Copy every line of the data that includes the string "液态AlCl".

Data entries
++++
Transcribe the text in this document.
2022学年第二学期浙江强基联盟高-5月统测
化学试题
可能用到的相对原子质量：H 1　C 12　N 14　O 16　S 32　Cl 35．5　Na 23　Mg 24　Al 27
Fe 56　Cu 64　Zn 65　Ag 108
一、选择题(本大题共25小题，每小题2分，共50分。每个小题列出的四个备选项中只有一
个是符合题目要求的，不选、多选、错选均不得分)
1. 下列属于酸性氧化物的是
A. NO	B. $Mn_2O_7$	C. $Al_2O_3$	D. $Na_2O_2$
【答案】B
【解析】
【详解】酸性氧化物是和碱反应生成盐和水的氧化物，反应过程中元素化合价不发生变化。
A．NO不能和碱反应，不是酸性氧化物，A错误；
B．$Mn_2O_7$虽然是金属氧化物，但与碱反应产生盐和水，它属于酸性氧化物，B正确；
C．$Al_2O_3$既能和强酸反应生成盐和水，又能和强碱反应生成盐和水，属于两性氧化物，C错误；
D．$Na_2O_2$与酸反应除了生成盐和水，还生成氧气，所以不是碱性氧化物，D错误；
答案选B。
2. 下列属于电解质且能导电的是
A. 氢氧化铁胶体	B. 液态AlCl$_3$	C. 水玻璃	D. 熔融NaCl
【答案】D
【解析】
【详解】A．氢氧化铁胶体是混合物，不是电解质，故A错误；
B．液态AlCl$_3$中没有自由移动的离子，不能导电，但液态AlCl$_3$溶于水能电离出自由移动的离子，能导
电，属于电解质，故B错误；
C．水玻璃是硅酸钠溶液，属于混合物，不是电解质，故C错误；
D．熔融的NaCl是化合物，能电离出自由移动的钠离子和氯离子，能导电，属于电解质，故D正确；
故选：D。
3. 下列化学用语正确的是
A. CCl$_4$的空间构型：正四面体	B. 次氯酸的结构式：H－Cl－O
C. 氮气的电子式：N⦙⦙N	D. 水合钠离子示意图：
++++
ANSWER IN FULL
A. 氢氧化铁胶体	B. 液态AlCl$_3$	C. 水玻璃	D. 熔融NaCl
B．液态AlCl$_3$中没有自由移动的离子，不能导电，但液态AlCl$_3$溶于水能电离出自由移动的离子，能导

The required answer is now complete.